(Dataset records on visual material)
..............................
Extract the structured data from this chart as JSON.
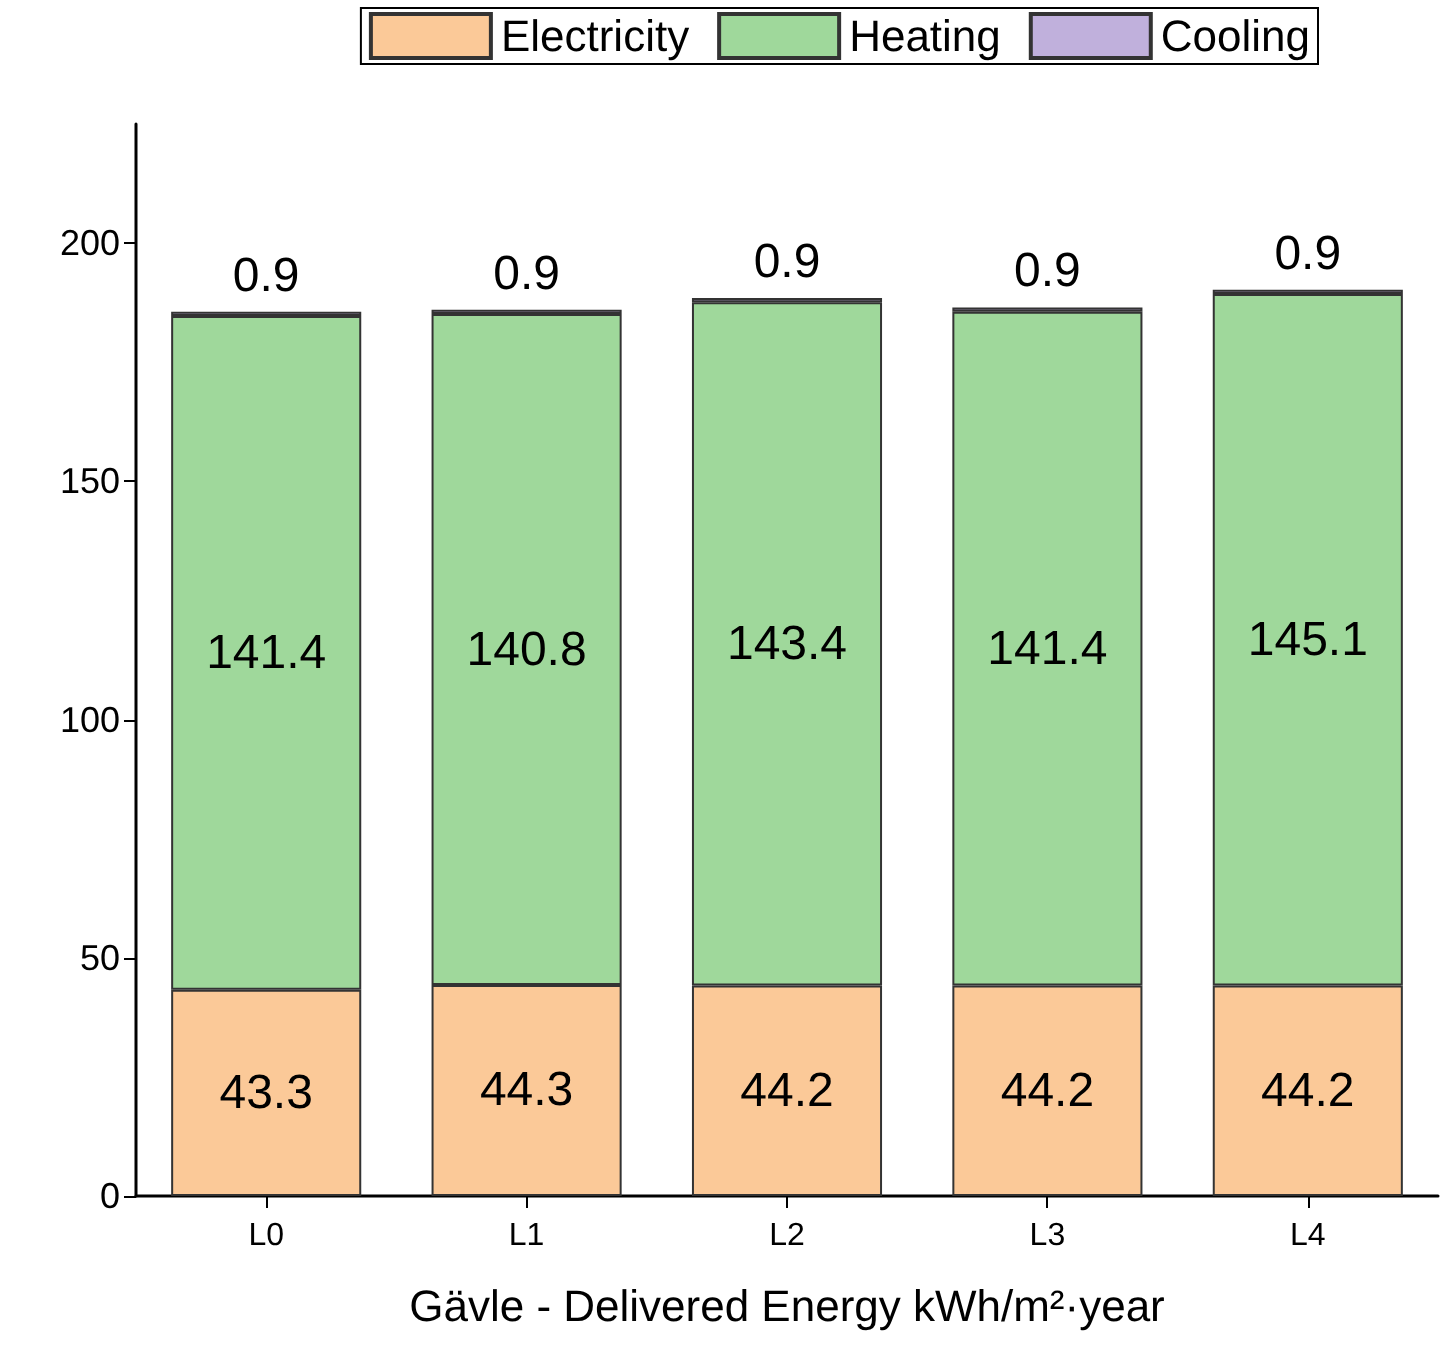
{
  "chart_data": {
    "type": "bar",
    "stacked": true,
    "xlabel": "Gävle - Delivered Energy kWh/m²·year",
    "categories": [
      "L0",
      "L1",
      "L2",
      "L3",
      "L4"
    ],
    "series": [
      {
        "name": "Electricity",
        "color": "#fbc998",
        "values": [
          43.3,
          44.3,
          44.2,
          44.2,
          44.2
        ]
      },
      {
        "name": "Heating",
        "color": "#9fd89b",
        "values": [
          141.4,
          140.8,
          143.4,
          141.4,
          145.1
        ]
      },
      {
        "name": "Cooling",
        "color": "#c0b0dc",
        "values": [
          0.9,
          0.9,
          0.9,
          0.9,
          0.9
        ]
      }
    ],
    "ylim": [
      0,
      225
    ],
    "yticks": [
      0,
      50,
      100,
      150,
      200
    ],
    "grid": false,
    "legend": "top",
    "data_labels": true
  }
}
..............................
§ **Goal of the exercise**
Look through the entries above. Extract each line with the word "name".

§ **Finished exercise**
        "name": "Electricity",
        "name": "Heating",
        "name": "Cooling",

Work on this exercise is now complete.